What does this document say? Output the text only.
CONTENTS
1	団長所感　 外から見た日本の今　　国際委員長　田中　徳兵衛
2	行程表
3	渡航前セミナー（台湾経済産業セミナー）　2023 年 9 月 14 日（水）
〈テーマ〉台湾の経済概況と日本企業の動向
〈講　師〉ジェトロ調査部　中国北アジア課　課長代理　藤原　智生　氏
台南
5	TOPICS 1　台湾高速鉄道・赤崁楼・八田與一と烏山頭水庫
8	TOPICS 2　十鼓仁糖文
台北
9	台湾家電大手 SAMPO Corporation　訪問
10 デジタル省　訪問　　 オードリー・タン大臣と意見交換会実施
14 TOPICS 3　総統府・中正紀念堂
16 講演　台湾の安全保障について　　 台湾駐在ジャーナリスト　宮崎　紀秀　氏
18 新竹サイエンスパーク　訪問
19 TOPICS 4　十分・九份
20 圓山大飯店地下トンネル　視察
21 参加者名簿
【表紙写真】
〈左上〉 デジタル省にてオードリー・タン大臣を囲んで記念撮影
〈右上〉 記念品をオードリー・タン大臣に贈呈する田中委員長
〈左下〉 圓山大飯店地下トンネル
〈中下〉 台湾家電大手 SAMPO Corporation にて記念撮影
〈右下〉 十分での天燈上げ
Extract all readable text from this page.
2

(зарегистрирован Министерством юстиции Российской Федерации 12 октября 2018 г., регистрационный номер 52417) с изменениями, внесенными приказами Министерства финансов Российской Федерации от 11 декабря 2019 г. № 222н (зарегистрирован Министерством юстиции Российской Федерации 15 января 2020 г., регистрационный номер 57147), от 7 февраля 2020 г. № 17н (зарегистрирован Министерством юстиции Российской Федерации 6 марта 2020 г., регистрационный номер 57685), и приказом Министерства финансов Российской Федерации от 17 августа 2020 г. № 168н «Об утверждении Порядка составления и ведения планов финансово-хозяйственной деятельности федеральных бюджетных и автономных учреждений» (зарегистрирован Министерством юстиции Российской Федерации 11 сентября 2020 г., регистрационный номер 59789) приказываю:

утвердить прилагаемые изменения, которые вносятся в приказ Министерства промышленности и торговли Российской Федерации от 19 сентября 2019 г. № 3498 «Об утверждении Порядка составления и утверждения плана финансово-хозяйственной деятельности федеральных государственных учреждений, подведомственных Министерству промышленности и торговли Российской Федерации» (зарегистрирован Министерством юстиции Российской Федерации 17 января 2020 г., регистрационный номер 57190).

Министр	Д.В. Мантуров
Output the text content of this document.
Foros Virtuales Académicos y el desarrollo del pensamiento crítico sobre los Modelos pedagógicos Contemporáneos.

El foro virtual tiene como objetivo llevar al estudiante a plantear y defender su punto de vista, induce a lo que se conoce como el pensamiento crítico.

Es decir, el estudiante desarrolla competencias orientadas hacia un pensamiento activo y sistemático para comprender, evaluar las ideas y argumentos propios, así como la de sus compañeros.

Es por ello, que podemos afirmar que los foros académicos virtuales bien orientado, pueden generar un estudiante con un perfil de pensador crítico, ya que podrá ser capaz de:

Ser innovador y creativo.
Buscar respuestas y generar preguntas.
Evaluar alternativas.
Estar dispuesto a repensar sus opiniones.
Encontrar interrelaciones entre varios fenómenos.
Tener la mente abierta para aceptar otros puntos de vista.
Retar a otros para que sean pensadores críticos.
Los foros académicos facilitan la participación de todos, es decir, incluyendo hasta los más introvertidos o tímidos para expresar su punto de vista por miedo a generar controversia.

--

● **DIRECTIONS**
State the count of lines above containing the string "como", and add nothing to it.

● **THE COMPLETED TASK**
2